### [EXERCISE INSTRUCTIONS]
Only the lines holding the string "label" are needed. Copy each one.

### [RECORDS FOR THE EXERCISE]
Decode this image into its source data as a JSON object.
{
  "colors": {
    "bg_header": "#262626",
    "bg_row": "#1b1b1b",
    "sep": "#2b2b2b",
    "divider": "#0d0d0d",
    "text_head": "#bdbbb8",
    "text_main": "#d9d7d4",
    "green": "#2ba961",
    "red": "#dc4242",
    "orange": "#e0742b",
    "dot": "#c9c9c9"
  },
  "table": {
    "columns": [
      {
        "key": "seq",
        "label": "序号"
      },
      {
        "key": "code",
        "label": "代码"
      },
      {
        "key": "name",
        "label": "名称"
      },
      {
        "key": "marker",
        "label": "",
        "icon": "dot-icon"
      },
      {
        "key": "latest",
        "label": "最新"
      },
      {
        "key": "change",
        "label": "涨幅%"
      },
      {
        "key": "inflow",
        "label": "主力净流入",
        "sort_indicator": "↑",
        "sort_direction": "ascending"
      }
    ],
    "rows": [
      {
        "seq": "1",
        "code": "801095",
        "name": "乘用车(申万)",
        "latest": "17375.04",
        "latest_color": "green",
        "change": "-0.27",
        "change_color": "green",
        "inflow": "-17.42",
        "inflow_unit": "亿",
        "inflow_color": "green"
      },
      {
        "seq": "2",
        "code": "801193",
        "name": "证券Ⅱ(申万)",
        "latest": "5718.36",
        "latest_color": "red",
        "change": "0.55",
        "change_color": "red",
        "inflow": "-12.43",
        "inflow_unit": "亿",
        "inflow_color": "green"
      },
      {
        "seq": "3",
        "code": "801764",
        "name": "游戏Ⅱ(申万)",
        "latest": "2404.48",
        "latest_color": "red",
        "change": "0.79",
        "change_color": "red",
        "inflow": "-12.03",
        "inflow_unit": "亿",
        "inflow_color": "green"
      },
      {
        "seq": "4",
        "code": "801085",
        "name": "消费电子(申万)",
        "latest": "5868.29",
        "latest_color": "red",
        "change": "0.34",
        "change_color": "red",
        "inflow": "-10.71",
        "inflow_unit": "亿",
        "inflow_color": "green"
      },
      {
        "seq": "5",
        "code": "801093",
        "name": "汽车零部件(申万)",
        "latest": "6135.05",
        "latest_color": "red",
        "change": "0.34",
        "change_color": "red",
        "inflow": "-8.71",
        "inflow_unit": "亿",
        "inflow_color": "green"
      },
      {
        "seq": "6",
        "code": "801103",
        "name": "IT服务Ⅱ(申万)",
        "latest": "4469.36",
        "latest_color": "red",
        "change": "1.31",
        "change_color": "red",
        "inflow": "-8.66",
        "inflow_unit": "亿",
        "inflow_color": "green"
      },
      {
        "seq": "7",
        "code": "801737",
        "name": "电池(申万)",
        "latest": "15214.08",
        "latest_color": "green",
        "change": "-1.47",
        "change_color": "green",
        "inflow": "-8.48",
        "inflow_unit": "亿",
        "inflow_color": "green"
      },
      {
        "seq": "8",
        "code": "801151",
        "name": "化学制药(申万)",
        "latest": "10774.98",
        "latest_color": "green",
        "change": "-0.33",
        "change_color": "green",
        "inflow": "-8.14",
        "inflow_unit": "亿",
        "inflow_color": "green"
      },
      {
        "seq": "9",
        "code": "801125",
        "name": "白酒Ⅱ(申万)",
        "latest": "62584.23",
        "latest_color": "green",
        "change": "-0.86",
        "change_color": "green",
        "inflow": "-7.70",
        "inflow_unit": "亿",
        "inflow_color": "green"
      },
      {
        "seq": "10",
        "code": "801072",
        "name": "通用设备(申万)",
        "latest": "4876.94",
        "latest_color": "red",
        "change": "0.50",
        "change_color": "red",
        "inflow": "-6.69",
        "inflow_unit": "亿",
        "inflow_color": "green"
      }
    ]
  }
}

### [COMPLETE RESPONSE]
        "label": "序号"
        "label": "代码"
        "label": "名称"
        "label": "",
        "label": "最新"
        "label": "涨幅%"
        "label": "主力净流入",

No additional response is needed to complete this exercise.